- TRAVAIL À FAIRE:
(A) Répondez brièvement à ces questions sur le texte sur les drones :
(i) De quoi les auteurs du rapport disposent-ils, au mieux ?
(ii) Qu'aurait-il aussi fallu que les témoins connaissent ?
(iii) Compte tenu du peu d'éléments à disposition, que peut-on légitimement faire ?
(B) Rédigez la suite du texte sur les drones, en commençant après sa dernière phrase.

- TEXTE À LIRE:
·····
Sans disposer de capteurs pouvant intercepter les communications radio des drones, on voit mal comment il serait possible d’affirmer qu’ils évoluaient de manière totalement autonome alors même que cela ne correspond pas à leur utilisation normale. Les auteurs du rapport ne disposent, au mieux, que de témoignages d’observateurs sur place dont il est très peu probable qu’ils aient disposé des équipements de guerre électronique pouvant déterminer si les drones bénéficiaient ou non de liaisons de données. De toute façon, il aurait aussi fallu que ces témoins connaissent les fréquences utilisées par ces drones, ce qui nécessite un travail de renseignement en amont.
Compte tenu du peu d’éléments à disposition, on peut donc légitimement douter de la valeur de cette affirmation.
·····
- DONNÉES FOURNIES:

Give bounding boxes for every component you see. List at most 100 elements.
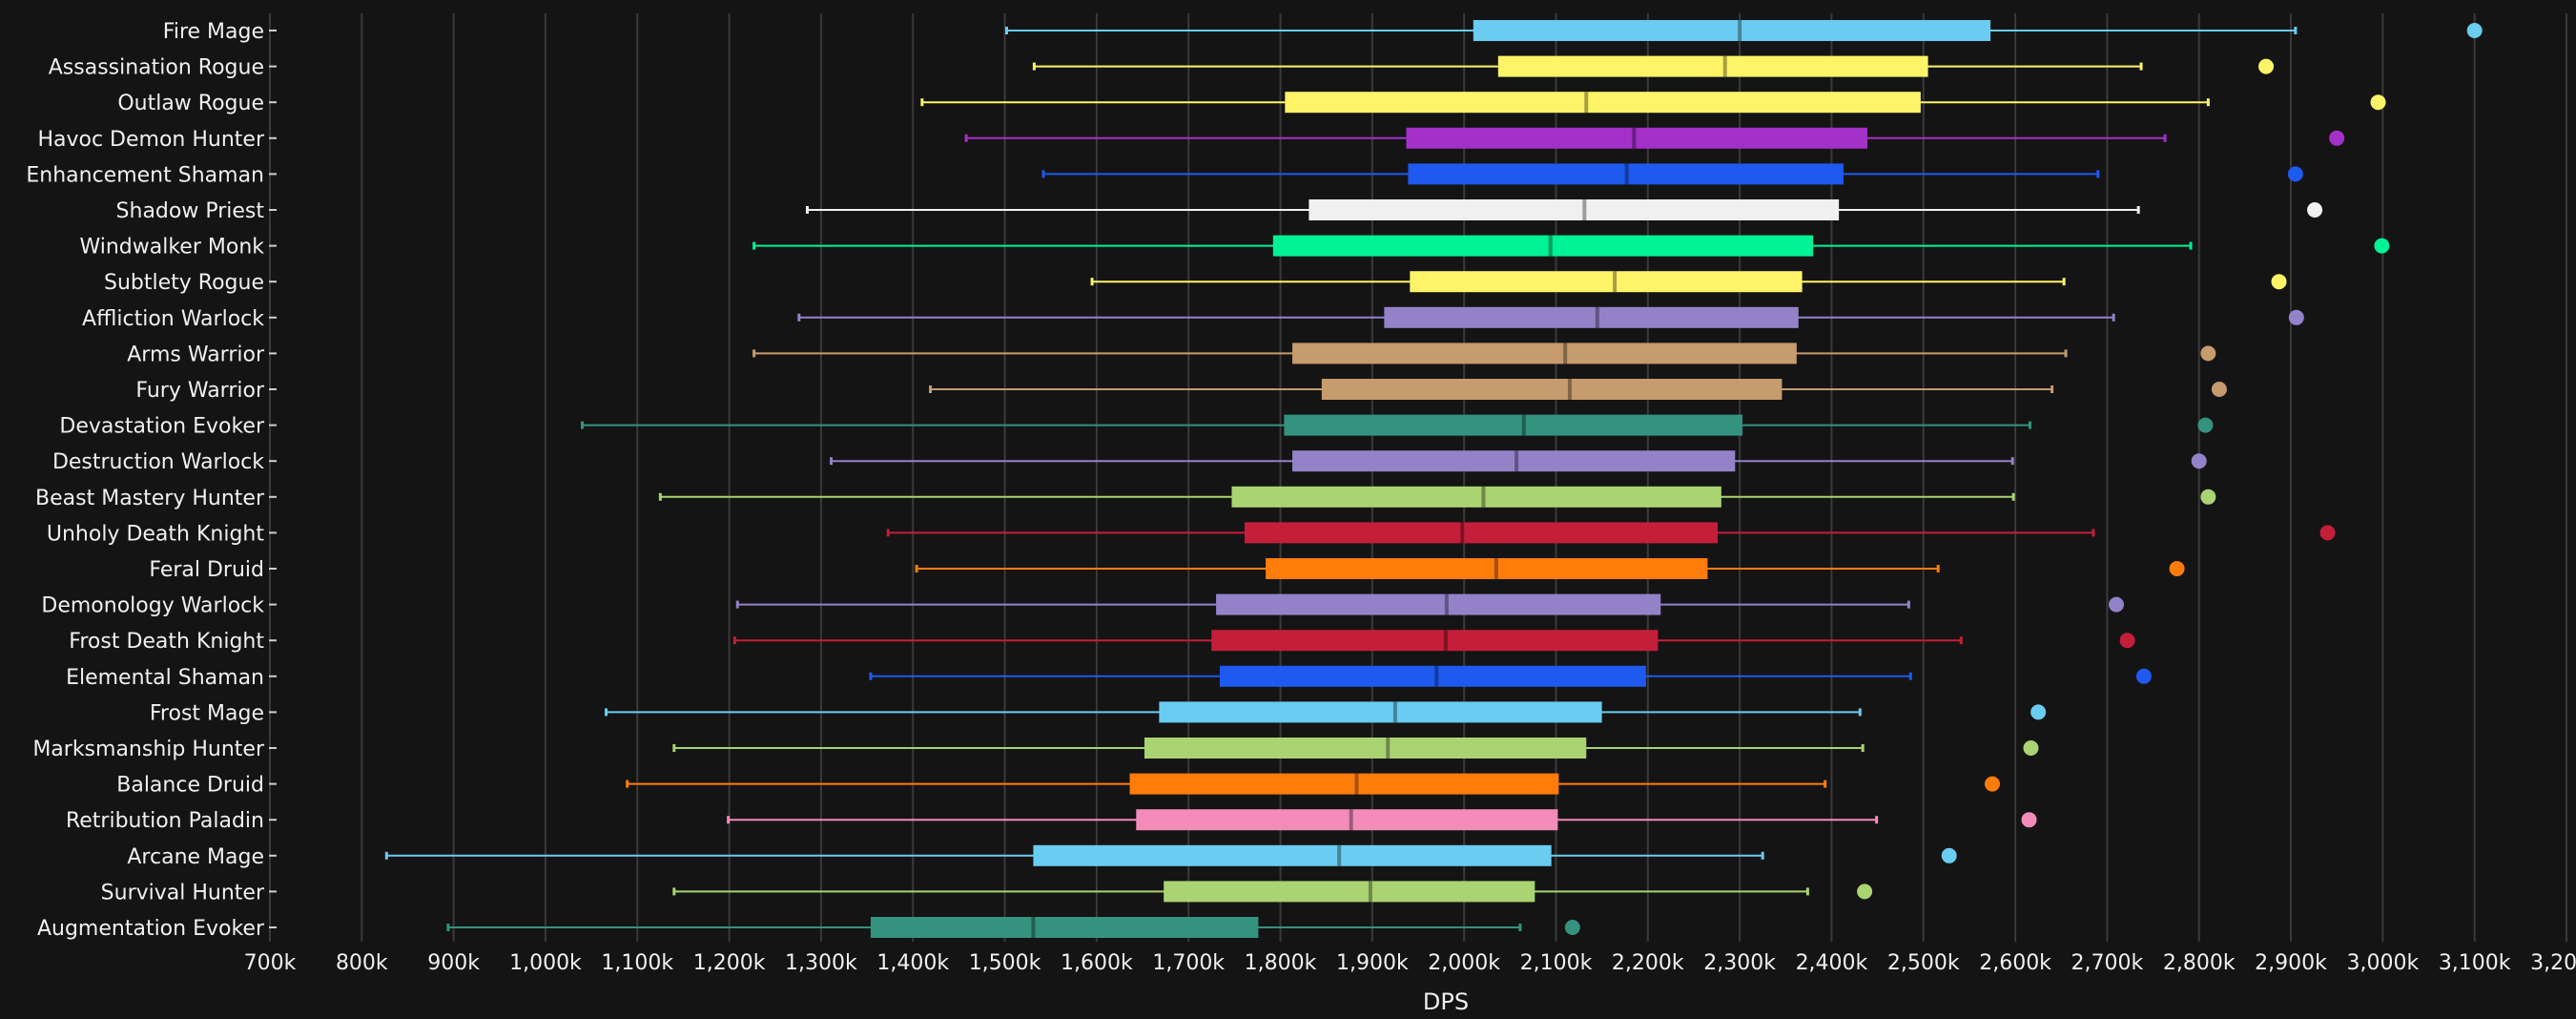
·····
- RÉPONSES ATTENDUES:
(A)
(i) De témoignages d'observateurs sur place.
(ii) Les fréquences utilisées par ces drones.
(iii) Douter de la valeur de cette affirmation.

(B)
Outre le fait qu’utiliser un drone sans liaison de données ne présente qu’assez peu d’intérêt, le scénario décrit dans le rapport de l’ONU ne correspond pas au concept d’emploi que donne le constructeur. De plus, aucun élément tangible ne vient appuyer ce scénario. Alors pourquoi a t-il été retenu ? Il s’agit probablement d’une extrapolation qui a été faite à partir de la documentation constructeur alors même que l’on parle beaucoup de l’intelligence artificielle et que le débat sur les systèmes létaux autonomes fait rage. Le contexte et les fantasmes rattachés à l’intelligence artificielle ont peut-être influencé les experts qui ont pu aussi être trompés par nombre de vidéos, plus ou moins sérieuses, qui mettent en scène des « drones tueurs ».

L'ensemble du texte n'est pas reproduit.